## ZU ERLEDIGENDE AUFGABEN
[1] Beantworte anhand des Auszugs über das Goldene Zeitalter die folgenden Fragen:
(a) Welche Jahre bezeichnet der Begriff des Goldenen Zeitalters in den Vereinigten Staaten von Amerika?
(b) Wovon war diese Ära laut Historikern einer bekannten Enzyklopädie gekennzeichnet?
(c) Wer hat nach der zweideutigen Botschaft des Präsidenten nur nicht genug Geld?
[2] Schreibe den Auszug über das Goldene Zeitalter im Anschluss an seinen letzten Satz weiter.

## SEITENAUSZUG
Die zweideutige Botschaft des Präsidenten lautet: Wer sich eine Rückkehr in solche Zeiten nicht wünscht, hat nur nicht genug Geld

Trumps Hauptaugenmerk liegt allerdings woanders: In den Vereinigten Staaten von Amerika bezeichnet der Begriff des Goldenen Zeitalters die Jahre zwischen 1880 und dem Beginn des 20. Jahrhunderts – eine Ära, die, Historikern einer bekannten Enzyklopädie zufolge, von „materialistischen Exzessen und weit verbreiteter politischer Korruption gekennzeichnet“ war. Die zweideutige Botschaft des Präsidenten lautet: Wer sich eine Rückkehr in solche Zeiten nicht wünscht, hat nur nicht genug Geld!

## BEREITGESTELLTES MATERIAL

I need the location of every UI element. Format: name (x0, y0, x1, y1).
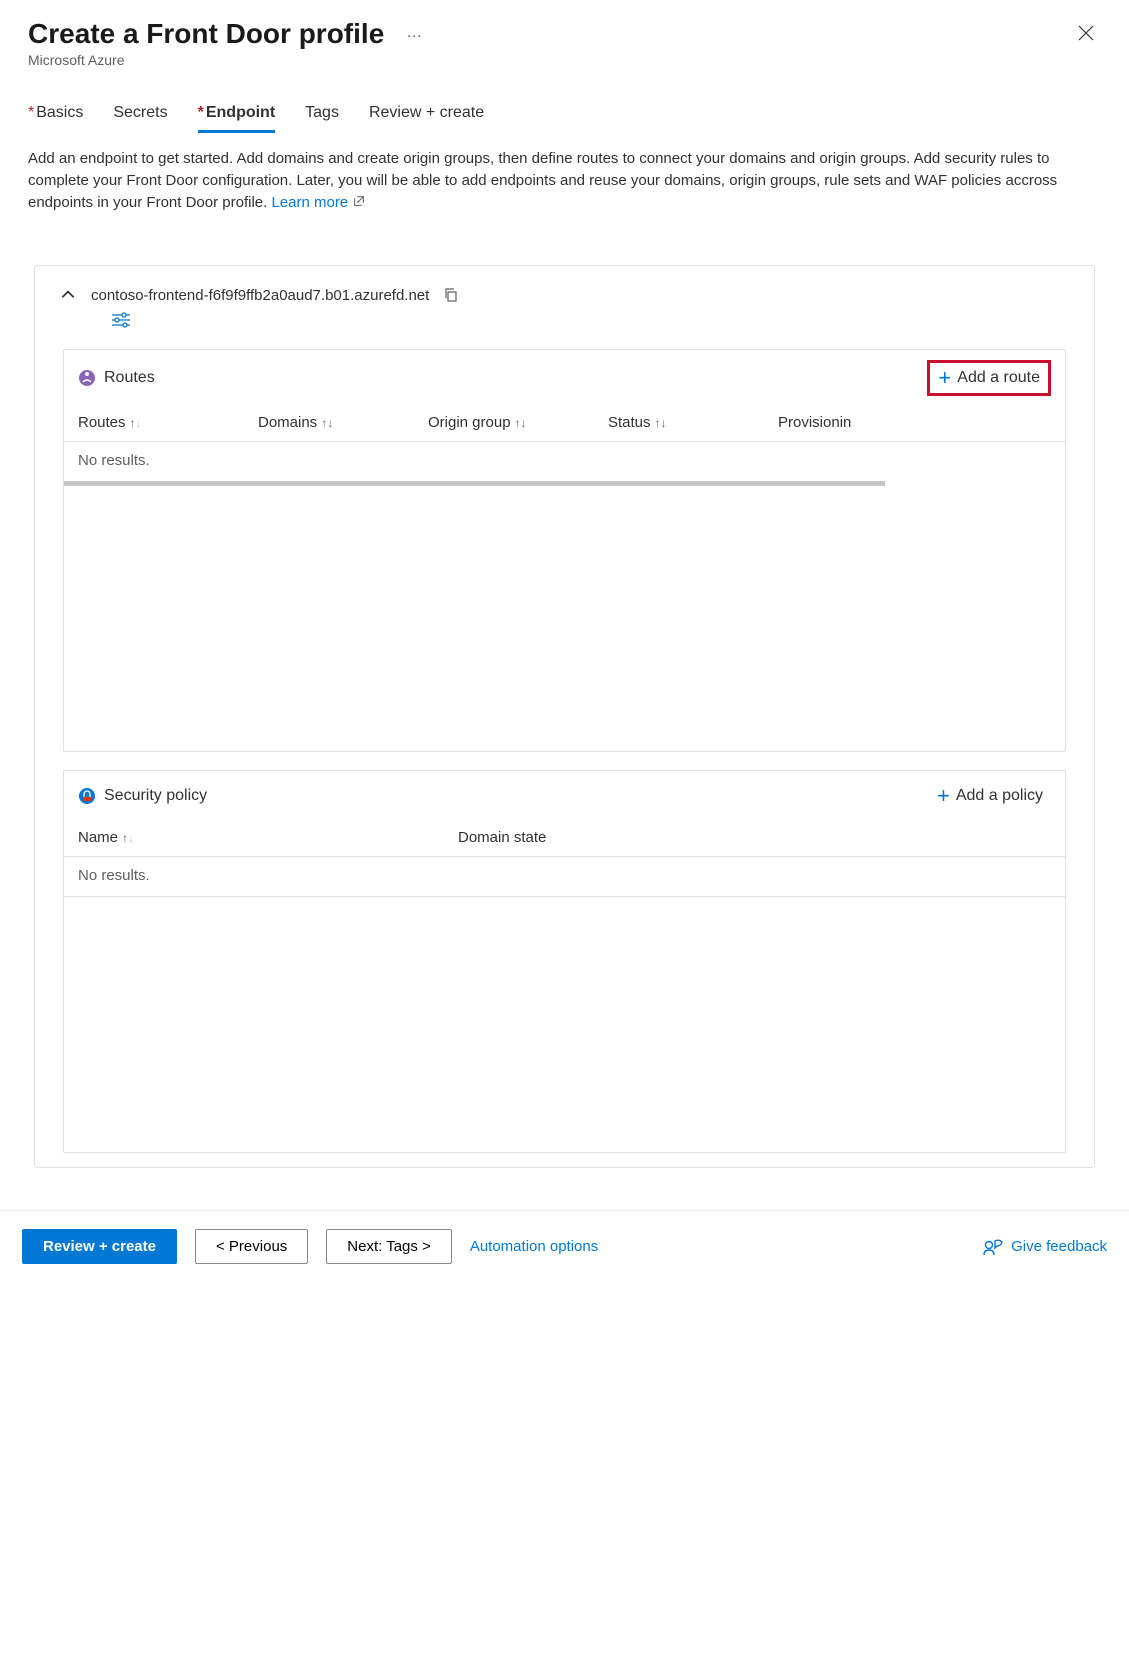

## ERWARTETE ANTWORTEN
[1]
(a) Die Jahre zwischen 1880 und dem Beginn des 20. Jahrhunderts.
(b) Von „materialistischen Exzessen und weit verbreiteter politischer Korruption“.
(c) Wer sich eine Rückkehr in solche Zeiten nicht wünscht.

[2]
All den Ansätzen zum Goldenen Zeitalter gemein ist nämlich, dass sie die Zivilisation verdammen und den wildwüchsigen Naturzustand feiern. Nur auf den ersten Blick widersprüchlich erscheint es, dass diejenigen, die sich in eine rohe, ursprüngliche Welt voller Schlamm und Urbrühe zurückwünschen, nicht einmal zum Brötchenholen das Haus verlassen können, ohne sich vorher tüchtig aufgetakelt und einparfümiert zu haben. Das ist aber egal beziehungsweise war ohnehin nicht so gemeint. Letztlich wollen die Goldgräber einfach nur die Sau rauslassen können, ganz gleich, in welches Kostüm sie sich geworfen und welchen Duft sie aufgelegt haben. Sie sind der Ansicht, die Sau schon viel zu lange drinnen gelassen zu haben, in ihren Seelen, Häusern und gepanzerten Vehikeln. Ihr höflicher Vorschlag zur Güte: Das Recht des Stärkeren soll zum Gewohnheitsrecht werden.

Ob das alles tatsächlich in Klimakatastrophe, Weltkrieg und einer neuen, verbesserten Rezeptur für Coca-Cola enden muss? Experten sagen ja, es muss. Dieses Goldene Zeitalter darf keinen Rost ansetzen.